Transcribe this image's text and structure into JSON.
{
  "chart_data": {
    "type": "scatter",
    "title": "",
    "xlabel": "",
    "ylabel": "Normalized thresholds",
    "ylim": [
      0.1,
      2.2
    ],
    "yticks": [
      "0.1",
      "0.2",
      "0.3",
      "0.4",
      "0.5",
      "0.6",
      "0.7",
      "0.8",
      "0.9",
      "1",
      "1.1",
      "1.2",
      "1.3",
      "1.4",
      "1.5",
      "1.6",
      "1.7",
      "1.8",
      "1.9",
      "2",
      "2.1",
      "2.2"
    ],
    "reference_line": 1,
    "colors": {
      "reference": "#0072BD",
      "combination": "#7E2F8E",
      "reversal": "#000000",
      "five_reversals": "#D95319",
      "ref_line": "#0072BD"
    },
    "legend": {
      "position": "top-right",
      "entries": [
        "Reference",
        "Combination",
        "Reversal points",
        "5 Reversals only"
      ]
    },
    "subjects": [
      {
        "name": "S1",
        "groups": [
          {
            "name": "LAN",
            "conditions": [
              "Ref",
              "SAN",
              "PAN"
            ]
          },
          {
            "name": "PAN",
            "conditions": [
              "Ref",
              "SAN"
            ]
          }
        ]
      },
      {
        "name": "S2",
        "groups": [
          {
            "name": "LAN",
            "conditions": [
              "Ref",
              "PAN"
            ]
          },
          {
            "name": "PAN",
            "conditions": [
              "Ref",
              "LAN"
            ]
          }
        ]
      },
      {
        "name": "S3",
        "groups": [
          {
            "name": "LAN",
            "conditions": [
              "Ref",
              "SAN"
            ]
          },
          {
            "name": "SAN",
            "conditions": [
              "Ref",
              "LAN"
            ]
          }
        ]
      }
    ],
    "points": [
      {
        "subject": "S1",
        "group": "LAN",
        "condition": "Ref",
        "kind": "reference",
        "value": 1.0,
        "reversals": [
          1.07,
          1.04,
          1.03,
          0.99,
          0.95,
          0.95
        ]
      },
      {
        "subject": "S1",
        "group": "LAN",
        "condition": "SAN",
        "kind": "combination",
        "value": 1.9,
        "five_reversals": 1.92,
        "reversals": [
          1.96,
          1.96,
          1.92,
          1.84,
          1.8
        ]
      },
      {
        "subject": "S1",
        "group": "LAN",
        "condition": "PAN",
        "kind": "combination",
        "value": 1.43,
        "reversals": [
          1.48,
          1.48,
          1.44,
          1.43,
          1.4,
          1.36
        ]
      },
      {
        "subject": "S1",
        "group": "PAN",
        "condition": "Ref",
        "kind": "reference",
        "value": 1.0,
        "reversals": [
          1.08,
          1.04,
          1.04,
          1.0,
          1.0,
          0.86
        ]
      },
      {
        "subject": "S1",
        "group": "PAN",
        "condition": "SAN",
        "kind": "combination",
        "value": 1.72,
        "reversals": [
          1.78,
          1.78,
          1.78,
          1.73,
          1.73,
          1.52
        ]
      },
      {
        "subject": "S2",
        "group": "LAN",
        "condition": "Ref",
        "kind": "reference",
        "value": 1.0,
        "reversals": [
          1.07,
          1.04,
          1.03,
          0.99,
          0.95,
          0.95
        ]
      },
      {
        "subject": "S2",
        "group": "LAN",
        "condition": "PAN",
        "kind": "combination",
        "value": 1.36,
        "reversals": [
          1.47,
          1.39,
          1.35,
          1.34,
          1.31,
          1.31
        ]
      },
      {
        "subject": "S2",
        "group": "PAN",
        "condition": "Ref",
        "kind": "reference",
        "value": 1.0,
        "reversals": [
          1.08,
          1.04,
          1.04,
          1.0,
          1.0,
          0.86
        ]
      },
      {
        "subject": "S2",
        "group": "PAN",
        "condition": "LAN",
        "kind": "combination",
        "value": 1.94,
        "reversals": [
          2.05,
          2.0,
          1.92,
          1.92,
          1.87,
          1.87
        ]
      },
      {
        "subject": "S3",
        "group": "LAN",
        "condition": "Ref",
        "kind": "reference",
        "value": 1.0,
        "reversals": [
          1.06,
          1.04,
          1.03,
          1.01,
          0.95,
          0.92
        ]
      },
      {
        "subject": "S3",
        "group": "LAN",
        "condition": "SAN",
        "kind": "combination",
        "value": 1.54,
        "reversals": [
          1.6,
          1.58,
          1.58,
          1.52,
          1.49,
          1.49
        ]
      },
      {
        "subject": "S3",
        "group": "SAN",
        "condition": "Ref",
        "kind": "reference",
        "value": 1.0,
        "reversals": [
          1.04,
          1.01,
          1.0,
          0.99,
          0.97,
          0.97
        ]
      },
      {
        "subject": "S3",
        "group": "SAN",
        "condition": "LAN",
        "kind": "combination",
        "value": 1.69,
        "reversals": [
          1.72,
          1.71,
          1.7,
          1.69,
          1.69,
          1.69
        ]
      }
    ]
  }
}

§

**INSTRUCTIONS FOR THE TASK:** Could you reproduce every record above exactly as it appears?

**WORKED ANSWER:**
Transcribe this image's text and structure into JSON.
{
  "chart_data": {
    "type": "scatter",
    "title": "",
    "xlabel": "",
    "ylabel": "Normalized thresholds",
    "ylim": [
      0.1,
      2.2
    ],
    "yticks": [
      "0.1",
      "0.2",
      "0.3",
      "0.4",
      "0.5",
      "0.6",
      "0.7",
      "0.8",
      "0.9",
      "1",
      "1.1",
      "1.2",
      "1.3",
      "1.4",
      "1.5",
      "1.6",
      "1.7",
      "1.8",
      "1.9",
      "2",
      "2.1",
      "2.2"
    ],
    "reference_line": 1,
    "colors": {
      "reference": "#0072BD",
      "combination": "#7E2F8E",
      "reversal": "#000000",
      "five_reversals": "#D95319",
      "ref_line": "#0072BD"
    },
    "legend": {
      "position": "top-right",
      "entries": [
        "Reference",
        "Combination",
        "Reversal points",
        "5 Reversals only"
      ]
    },
    "subjects": [
      {
        "name": "S1",
        "groups": [
          {
            "name": "LAN",
            "conditions": [
              "Ref",
              "SAN",
              "PAN"
            ]
          },
          {
            "name": "PAN",
            "conditions": [
              "Ref",
              "SAN"
            ]
          }
        ]
      },
      {
        "name": "S2",
        "groups": [
          {
            "name": "LAN",
            "conditions": [
              "Ref",
              "PAN"
            ]
          },
          {
            "name": "PAN",
            "conditions": [
              "Ref",
              "LAN"
            ]
          }
        ]
      },
      {
        "name": "S3",
        "groups": [
          {
            "name": "LAN",
            "conditions": [
              "Ref",
              "SAN"
            ]
          },
          {
            "name": "SAN",
            "conditions": [
              "Ref",
              "LAN"
            ]
          }
        ]
      }
    ],
    "points": [
      {
        "subject": "S1",
        "group": "LAN",
        "condition": "Ref",
        "kind": "reference",
        "value": 1.0,
        "reversals": [
          1.07,
          1.04,
          1.03,
          0.99,
          0.95,
          0.95
        ]
      },
      {
        "subject": "S1",
        "group": "LAN",
        "condition": "SAN",
        "kind": "combination",
        "value": 1.9,
        "five_reversals": 1.92,
        "reversals": [
          1.96,
          1.96,
          1.92,
          1.84,
          1.8
        ]
      },
      {
        "subject": "S1",
        "group": "LAN",
        "condition": "PAN",
        "kind": "combination",
        "value": 1.43,
        "reversals": [
          1.48,
          1.48,
          1.44,
          1.43,
          1.4,
          1.36
        ]
      },
      {
        "subject": "S1",
        "group": "PAN",
        "condition": "Ref",
        "kind": "reference",
        "value": 1.0,
        "reversals": [
          1.08,
          1.04,
          1.04,
          1.0,
          1.0,
          0.86
        ]
      },
      {
        "subject": "S1",
        "group": "PAN",
        "condition": "SAN",
        "kind": "combination",
        "value": 1.72,
        "reversals": [
          1.78,
          1.78,
          1.78,
          1.73,
          1.73,
          1.52
        ]
      },
      {
        "subject": "S2",
        "group": "LAN",
        "condition": "Ref",
        "kind": "reference",
        "value": 1.0,
        "reversals": [
          1.07,
          1.04,
          1.03,
          0.99,
          0.95,
          0.95
        ]
      },
      {
        "subject": "S2",
        "group": "LAN",
        "condition": "PAN",
        "kind": "combination",
        "value": 1.36,
        "reversals": [
          1.47,
          1.39,
          1.35,
          1.34,
          1.31,
          1.31
        ]
      },
      {
        "subject": "S2",
        "group": "PAN",
        "condition": "Ref",
        "kind": "reference",
        "value": 1.0,
        "reversals": [
          1.08,
          1.04,
          1.04,
          1.0,
          1.0,
          0.86
        ]
      },
      {
        "subject": "S2",
        "group": "PAN",
        "condition": "LAN",
        "kind": "combination",
        "value": 1.94,
        "reversals": [
          2.05,
          2.0,
          1.92,
          1.92,
          1.87,
          1.87
        ]
      },
      {
        "subject": "S3",
        "group": "LAN",
        "condition": "Ref",
        "kind": "reference",
        "value": 1.0,
        "reversals": [
          1.06,
          1.04,
          1.03,
          1.01,
          0.95,
          0.92
        ]
      },
      {
        "subject": "S3",
        "group": "LAN",
        "condition": "SAN",
        "kind": "combination",
        "value": 1.54,
        "reversals": [
          1.6,
          1.58,
          1.58,
          1.52,
          1.49,
          1.49
        ]
      },
      {
        "subject": "S3",
        "group": "SAN",
        "condition": "Ref",
        "kind": "reference",
        "value": 1.0,
        "reversals": [
          1.04,
          1.01,
          1.0,
          0.99,
          0.97,
          0.97
        ]
      },
      {
        "subject": "S3",
        "group": "SAN",
        "condition": "LAN",
        "kind": "combination",
        "value": 1.69,
        "reversals": [
          1.72,
          1.71,
          1.7,
          1.69,
          1.69,
          1.69
        ]
      }
    ]
  }
}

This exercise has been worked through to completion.